Track down each line that has the word "Triangle" and copy it.

### INPUT RECORDS
* start *

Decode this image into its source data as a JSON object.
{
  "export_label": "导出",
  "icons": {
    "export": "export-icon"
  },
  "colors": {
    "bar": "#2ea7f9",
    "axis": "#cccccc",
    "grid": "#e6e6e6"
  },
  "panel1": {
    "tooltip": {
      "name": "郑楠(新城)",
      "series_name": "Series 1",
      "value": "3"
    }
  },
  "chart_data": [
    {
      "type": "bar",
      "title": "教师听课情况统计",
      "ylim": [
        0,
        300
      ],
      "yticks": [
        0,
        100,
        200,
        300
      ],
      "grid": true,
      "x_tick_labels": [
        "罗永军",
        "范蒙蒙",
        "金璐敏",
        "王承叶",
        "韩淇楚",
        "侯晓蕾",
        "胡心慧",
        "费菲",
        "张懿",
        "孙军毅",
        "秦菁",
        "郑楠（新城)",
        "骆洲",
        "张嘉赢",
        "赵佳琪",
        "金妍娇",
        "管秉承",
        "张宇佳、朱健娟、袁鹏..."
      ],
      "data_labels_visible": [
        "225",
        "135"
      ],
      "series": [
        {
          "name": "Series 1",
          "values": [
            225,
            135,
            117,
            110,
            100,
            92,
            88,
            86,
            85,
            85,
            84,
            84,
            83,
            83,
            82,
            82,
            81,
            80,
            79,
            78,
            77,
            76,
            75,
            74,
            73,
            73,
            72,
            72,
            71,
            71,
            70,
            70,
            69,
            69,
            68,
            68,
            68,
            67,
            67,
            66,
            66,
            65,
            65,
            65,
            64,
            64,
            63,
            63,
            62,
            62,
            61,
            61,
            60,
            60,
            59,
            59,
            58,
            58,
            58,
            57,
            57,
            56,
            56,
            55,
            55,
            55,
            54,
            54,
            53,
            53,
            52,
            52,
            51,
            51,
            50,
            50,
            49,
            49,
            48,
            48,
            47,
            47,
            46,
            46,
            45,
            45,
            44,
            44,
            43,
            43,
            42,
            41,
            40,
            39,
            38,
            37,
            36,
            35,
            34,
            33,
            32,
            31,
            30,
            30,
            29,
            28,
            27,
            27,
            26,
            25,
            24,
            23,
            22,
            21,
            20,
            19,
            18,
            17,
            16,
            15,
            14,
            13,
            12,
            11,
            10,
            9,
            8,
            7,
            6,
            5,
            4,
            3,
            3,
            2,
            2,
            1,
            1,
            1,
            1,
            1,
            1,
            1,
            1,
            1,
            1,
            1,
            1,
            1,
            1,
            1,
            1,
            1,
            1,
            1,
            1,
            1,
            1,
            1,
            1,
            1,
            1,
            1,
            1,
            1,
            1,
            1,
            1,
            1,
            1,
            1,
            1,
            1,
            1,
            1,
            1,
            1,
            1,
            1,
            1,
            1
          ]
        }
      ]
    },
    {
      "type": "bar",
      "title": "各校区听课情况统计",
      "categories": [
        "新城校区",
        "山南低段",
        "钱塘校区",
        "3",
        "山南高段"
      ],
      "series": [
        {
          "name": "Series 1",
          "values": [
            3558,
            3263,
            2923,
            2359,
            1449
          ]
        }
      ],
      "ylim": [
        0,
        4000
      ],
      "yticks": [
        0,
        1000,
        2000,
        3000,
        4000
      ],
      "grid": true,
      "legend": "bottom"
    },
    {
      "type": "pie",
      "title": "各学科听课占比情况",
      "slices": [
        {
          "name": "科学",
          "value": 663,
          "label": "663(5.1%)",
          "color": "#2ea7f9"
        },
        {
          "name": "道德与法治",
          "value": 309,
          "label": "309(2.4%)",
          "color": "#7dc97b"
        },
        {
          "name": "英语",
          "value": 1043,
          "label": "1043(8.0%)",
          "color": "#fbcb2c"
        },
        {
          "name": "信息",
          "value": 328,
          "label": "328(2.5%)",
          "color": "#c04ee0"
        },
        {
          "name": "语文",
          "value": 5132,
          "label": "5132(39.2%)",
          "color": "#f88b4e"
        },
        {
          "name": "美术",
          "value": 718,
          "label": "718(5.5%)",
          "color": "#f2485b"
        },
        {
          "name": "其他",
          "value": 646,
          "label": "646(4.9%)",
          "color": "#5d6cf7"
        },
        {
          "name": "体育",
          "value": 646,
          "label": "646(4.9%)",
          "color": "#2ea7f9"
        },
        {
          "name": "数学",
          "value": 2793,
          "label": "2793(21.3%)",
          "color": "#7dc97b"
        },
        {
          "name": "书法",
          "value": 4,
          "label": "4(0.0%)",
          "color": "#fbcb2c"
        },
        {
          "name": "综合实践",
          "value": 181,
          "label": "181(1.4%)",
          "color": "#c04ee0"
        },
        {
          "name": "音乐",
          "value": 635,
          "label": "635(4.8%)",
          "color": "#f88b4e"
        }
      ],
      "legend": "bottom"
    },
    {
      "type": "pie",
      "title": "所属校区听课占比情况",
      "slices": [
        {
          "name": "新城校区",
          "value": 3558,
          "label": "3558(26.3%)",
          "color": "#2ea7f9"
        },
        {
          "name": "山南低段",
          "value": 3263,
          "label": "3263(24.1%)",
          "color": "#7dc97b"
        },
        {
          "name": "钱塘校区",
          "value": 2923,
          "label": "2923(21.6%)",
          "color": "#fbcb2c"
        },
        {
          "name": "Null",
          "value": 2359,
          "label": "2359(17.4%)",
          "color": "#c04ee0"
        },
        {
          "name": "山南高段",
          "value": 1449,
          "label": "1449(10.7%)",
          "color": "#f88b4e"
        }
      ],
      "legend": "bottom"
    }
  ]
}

* end *
* start *

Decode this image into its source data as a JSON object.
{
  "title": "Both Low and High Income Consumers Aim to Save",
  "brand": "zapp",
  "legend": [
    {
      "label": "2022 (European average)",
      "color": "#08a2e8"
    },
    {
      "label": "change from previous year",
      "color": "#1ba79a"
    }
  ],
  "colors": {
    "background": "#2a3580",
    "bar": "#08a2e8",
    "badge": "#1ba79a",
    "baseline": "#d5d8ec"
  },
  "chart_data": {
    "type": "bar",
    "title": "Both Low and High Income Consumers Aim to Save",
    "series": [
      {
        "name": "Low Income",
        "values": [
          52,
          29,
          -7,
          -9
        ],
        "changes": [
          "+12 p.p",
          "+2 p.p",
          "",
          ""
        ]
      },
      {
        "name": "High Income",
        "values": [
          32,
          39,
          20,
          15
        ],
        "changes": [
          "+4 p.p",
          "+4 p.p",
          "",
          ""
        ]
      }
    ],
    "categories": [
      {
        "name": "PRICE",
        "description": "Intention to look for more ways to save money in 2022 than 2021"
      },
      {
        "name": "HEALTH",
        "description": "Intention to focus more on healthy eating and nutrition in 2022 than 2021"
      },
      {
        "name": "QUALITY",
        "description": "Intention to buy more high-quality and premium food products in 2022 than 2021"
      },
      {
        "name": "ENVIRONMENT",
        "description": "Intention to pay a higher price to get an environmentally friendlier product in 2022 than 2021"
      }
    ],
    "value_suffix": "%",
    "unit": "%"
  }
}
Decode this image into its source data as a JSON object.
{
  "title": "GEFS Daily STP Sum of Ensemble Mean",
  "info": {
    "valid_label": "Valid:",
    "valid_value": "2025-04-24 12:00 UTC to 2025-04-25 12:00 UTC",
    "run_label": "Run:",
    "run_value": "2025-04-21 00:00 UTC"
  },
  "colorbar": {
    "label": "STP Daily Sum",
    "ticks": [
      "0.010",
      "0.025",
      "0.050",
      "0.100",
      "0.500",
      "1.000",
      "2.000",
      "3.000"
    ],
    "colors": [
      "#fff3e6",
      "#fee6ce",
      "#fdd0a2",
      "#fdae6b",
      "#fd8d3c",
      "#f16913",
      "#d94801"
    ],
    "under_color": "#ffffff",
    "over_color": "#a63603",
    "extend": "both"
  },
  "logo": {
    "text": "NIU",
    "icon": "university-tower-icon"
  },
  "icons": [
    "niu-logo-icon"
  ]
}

* end *
* start *

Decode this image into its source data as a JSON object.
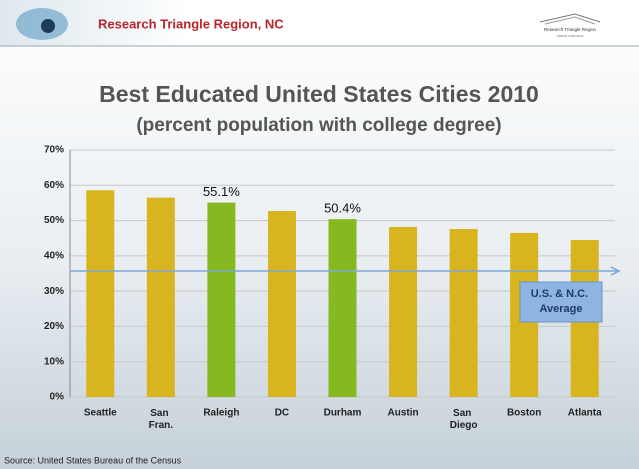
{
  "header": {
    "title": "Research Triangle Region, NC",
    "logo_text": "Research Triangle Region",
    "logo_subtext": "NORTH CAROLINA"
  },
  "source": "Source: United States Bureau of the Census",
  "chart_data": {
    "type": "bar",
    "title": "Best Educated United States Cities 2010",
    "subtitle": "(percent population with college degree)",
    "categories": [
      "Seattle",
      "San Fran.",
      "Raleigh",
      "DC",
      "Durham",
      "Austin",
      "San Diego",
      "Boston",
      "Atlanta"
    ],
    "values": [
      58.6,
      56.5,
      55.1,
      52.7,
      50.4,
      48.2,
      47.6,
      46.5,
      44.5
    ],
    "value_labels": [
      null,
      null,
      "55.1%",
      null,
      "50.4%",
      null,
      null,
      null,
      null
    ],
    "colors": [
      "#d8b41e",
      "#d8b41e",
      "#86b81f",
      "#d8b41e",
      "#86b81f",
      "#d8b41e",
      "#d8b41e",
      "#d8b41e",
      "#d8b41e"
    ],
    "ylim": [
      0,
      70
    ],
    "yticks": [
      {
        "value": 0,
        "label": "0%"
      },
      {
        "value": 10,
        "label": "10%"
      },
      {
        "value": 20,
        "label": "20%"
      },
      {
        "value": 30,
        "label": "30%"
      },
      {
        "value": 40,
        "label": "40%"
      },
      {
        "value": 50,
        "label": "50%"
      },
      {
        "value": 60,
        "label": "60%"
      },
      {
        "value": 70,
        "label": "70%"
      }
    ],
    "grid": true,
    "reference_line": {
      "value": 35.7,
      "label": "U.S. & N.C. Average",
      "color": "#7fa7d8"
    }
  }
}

* end *

### CORRECT RESPONSE
    "title": "Research Triangle Region, NC",
    "logo_text": "Research Triangle Region",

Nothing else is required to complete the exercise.